TASK OBJECTIVE: Reproduce the executive compensation passage between "Approximately 0.3% of" and "of the stockholders.", inclusive.
PAGE EXTRACT Block Start
Salaries for the executive officers are based on the duties and
responsibilities of the position held by the executive compared with executive
officers of other companies in the industry. Salaries are reviewed and
established annually. Various industry salary surveys are reviewed and provided
to the Committee to review in establishing the new compensation. Each executive
has a performance review prepared by the Chief Executive Officer. During this
review the officer's performance over the prior year is assessed and goals are
established for the next year. This information is communicated to the
Compensation Committee and, based on this review and salary surveys, the annual
salary for the executive is established for next year.
Executive officers and key management employees participate in the bonus plan.
Payments under the plan are contingent on the Company meeting its sales and
operating profit objectives for the fiscal year. Based on the extent to which
the Company achieves those objectives, each participant receives up to 50% of
the maximum bonus. If, in addition, the officer or employee achieves his
individual goals established by the Company, the balance of the bonus will be
paid. The Committee reviews both the individual and Company goals annually.
Approximately 0.3% of the Company's compensation to executives in fiscal 1995
was in the form of bonuses.
The Company periodically grants stock options to some or all of its
executives and key employees as a means of creating a long-term incentive and
benefit. All stock options granted in fiscal 1995 were at the fair market value
of shares of Common Stock on the date of grant. Thus, no benefit will accrue to
the executive or key employee from the stock option grant until the Common Stock
appreciates. This creates a long-term goal for appreciation of the Common Stock
which coincides with the interests of the stockholders.
PAGE EXTRACT Block End
DATA UNDER STUDY Block Start
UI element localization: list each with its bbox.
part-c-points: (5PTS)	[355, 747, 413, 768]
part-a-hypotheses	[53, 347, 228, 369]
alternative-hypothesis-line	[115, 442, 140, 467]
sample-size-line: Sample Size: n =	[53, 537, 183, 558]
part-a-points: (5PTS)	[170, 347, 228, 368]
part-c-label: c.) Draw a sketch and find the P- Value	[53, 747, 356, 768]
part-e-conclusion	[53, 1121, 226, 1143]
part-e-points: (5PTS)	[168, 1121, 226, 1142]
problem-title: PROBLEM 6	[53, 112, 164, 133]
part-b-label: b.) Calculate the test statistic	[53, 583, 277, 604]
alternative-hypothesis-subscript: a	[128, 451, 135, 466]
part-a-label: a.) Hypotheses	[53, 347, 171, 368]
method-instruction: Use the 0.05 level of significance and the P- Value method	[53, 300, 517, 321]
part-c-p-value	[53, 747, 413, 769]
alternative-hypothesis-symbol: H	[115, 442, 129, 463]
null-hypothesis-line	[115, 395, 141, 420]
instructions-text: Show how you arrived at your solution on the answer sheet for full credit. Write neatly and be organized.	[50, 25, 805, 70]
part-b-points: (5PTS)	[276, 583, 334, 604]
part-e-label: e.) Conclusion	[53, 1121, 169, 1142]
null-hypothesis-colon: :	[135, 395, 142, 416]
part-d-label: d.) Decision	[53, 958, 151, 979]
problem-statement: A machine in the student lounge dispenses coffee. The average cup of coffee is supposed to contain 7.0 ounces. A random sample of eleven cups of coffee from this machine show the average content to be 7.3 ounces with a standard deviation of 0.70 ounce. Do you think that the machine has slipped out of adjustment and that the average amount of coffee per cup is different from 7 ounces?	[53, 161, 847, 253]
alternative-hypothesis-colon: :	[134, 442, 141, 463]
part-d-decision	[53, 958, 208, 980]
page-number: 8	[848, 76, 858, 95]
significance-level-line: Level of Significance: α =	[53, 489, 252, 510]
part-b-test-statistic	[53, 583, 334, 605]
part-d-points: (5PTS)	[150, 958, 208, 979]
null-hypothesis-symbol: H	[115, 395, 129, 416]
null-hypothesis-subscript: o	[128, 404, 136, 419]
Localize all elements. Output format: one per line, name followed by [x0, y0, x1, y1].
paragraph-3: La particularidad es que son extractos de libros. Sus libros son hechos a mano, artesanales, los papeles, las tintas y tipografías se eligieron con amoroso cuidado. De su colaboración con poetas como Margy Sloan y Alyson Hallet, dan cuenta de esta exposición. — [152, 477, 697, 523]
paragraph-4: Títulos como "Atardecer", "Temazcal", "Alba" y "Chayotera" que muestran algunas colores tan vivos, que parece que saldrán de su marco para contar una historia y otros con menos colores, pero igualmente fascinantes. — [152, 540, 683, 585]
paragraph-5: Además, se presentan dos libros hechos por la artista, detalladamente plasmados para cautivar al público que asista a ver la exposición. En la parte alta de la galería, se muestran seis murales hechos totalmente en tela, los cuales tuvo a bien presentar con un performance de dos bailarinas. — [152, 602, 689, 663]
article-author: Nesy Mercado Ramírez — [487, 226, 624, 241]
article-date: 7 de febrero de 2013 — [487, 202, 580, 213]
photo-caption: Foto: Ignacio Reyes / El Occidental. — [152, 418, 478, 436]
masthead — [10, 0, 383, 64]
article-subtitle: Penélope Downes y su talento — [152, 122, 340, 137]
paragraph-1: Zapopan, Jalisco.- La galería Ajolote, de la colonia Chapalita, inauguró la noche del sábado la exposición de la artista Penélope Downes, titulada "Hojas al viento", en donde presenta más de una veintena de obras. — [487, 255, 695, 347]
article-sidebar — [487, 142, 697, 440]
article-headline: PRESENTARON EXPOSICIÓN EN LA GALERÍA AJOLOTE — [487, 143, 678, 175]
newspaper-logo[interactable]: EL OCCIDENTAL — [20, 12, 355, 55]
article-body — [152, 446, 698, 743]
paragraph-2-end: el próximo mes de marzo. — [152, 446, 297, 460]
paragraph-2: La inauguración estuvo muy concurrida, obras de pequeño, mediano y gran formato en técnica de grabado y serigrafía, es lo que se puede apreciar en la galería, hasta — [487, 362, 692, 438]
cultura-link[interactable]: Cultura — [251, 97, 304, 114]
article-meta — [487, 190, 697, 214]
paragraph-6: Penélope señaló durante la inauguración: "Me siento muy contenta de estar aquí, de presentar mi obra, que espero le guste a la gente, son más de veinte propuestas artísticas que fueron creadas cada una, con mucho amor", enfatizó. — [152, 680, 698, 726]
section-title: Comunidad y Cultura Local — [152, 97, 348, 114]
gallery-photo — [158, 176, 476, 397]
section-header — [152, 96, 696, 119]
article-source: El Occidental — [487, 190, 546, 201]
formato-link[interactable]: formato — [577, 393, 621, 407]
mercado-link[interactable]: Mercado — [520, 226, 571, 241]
DATA UNDER STUDY Block End
ANSWER SPACE:
Approximately 0.3% of the Company's compensation to executives in fiscal 1995
was in the form of bonuses.
The Company periodically grants stock options to some or all of its
executives and key employees as a means of creating a long-term incentive and
benefit. All stock options granted in fiscal 1995 were at the fair market value
of shares of Common Stock on the date of grant. Thus, no benefit will accrue to
the executive or key employee from the stock option grant until the Common Stock
appreciates. This creates a long-term goal for appreciation of the Common Stock
which coincides with the interests of the stockholders.